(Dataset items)
○ ○ ○
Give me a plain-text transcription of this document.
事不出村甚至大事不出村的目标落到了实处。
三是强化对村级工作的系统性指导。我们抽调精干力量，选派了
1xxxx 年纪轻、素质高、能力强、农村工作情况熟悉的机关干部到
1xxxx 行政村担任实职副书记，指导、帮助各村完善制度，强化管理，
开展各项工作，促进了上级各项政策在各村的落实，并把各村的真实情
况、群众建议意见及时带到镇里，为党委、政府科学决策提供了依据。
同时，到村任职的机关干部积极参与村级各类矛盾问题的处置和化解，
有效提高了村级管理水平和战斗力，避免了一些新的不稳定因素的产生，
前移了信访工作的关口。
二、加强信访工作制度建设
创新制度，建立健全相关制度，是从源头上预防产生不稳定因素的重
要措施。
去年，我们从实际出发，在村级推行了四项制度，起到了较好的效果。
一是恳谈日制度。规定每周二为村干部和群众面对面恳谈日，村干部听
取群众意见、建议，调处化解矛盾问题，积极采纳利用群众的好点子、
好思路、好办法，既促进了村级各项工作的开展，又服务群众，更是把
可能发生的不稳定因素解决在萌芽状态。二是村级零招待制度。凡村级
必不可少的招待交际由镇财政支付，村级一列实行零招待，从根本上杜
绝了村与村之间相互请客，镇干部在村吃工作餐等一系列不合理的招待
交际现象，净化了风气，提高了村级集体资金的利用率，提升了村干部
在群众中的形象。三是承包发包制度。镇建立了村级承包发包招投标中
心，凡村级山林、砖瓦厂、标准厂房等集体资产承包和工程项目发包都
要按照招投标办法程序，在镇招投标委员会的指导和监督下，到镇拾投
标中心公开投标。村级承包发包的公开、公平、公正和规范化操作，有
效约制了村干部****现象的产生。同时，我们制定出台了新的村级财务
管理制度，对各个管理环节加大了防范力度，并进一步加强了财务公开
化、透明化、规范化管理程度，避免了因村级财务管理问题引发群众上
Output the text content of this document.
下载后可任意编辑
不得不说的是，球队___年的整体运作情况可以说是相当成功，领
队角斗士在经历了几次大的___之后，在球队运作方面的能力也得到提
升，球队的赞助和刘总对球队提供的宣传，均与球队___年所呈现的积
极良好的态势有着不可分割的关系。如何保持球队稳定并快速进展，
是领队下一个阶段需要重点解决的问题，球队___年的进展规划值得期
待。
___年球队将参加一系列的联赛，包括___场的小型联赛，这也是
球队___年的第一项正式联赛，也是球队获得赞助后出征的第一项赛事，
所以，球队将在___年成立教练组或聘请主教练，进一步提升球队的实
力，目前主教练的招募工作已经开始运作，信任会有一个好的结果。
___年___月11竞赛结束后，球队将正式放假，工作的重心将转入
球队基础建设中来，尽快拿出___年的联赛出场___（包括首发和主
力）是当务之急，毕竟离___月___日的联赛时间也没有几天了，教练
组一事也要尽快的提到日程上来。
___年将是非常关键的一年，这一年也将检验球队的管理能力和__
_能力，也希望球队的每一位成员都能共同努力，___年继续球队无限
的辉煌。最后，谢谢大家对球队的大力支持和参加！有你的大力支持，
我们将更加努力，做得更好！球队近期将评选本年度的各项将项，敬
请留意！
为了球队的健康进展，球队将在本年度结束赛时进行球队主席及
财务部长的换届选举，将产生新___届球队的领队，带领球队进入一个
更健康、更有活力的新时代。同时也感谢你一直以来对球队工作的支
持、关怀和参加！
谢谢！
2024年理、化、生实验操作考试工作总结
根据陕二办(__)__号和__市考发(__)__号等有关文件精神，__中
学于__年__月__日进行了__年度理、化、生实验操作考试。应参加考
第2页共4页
○ ○ ○
▶ _TASK STATEMENT_
Write out all the lines again, exactly as they are.

▶ _EXERCISE ANSWER_
Give me a plain-text transcription of this document.
事不出村甚至大事不出村的目标落到了实处。
三是强化对村级工作的系统性指导。我们抽调精干力量，选派了
1xxxx 年纪轻、素质高、能力强、农村工作情况熟悉的机关干部到
1xxxx 行政村担任实职副书记，指导、帮助各村完善制度，强化管理，
开展各项工作，促进了上级各项政策在各村的落实，并把各村的真实情
况、群众建议意见及时带到镇里，为党委、政府科学决策提供了依据。
同时，到村任职的机关干部积极参与村级各类矛盾问题的处置和化解，
有效提高了村级管理水平和战斗力，避免了一些新的不稳定因素的产生，
前移了信访工作的关口。
二、加强信访工作制度建设
创新制度，建立健全相关制度，是从源头上预防产生不稳定因素的重
要措施。
去年，我们从实际出发，在村级推行了四项制度，起到了较好的效果。
一是恳谈日制度。规定每周二为村干部和群众面对面恳谈日，村干部听
取群众意见、建议，调处化解矛盾问题，积极采纳利用群众的好点子、
好思路、好办法，既促进了村级各项工作的开展，又服务群众，更是把
可能发生的不稳定因素解决在萌芽状态。二是村级零招待制度。凡村级
必不可少的招待交际由镇财政支付，村级一列实行零招待，从根本上杜
绝了村与村之间相互请客，镇干部在村吃工作餐等一系列不合理的招待
交际现象，净化了风气，提高了村级集体资金的利用率，提升了村干部
在群众中的形象。三是承包发包制度。镇建立了村级承包发包招投标中
心，凡村级山林、砖瓦厂、标准厂房等集体资产承包和工程项目发包都
要按照招投标办法程序，在镇招投标委员会的指导和监督下，到镇拾投
标中心公开投标。村级承包发包的公开、公平、公正和规范化操作，有
效约制了村干部****现象的产生。同时，我们制定出台了新的村级财务
管理制度，对各个管理环节加大了防范力度，并进一步加强了财务公开
化、透明化、规范化管理程度，避免了因村级财务管理问题引发群众上
Output the text content of this document.
下载后可任意编辑
不得不说的是，球队___年的整体运作情况可以说是相当成功，领
队角斗士在经历了几次大的___之后，在球队运作方面的能力也得到提
升，球队的赞助和刘总对球队提供的宣传，均与球队___年所呈现的积
极良好的态势有着不可分割的关系。如何保持球队稳定并快速进展，
是领队下一个阶段需要重点解决的问题，球队___年的进展规划值得期
待。
___年球队将参加一系列的联赛，包括___场的小型联赛，这也是
球队___年的第一项正式联赛，也是球队获得赞助后出征的第一项赛事，
所以，球队将在___年成立教练组或聘请主教练，进一步提升球队的实
力，目前主教练的招募工作已经开始运作，信任会有一个好的结果。
___年___月11竞赛结束后，球队将正式放假，工作的重心将转入
球队基础建设中来，尽快拿出___年的联赛出场___（包括首发和主
力）是当务之急，毕竟离___月___日的联赛时间也没有几天了，教练
组一事也要尽快的提到日程上来。
___年将是非常关键的一年，这一年也将检验球队的管理能力和__
_能力，也希望球队的每一位成员都能共同努力，___年继续球队无限
的辉煌。最后，谢谢大家对球队的大力支持和参加！有你的大力支持，
我们将更加努力，做得更好！球队近期将评选本年度的各项将项，敬
请留意！
为了球队的健康进展，球队将在本年度结束赛时进行球队主席及
财务部长的换届选举，将产生新___届球队的领队，带领球队进入一个
更健康、更有活力的新时代。同时也感谢你一直以来对球队工作的支
持、关怀和参加！
谢谢！
2024年理、化、生实验操作考试工作总结
根据陕二办(__)__号和__市考发(__)__号等有关文件精神，__中
学于__年__月__日进行了__年度理、化、生实验操作考试。应参加考
第2页共4页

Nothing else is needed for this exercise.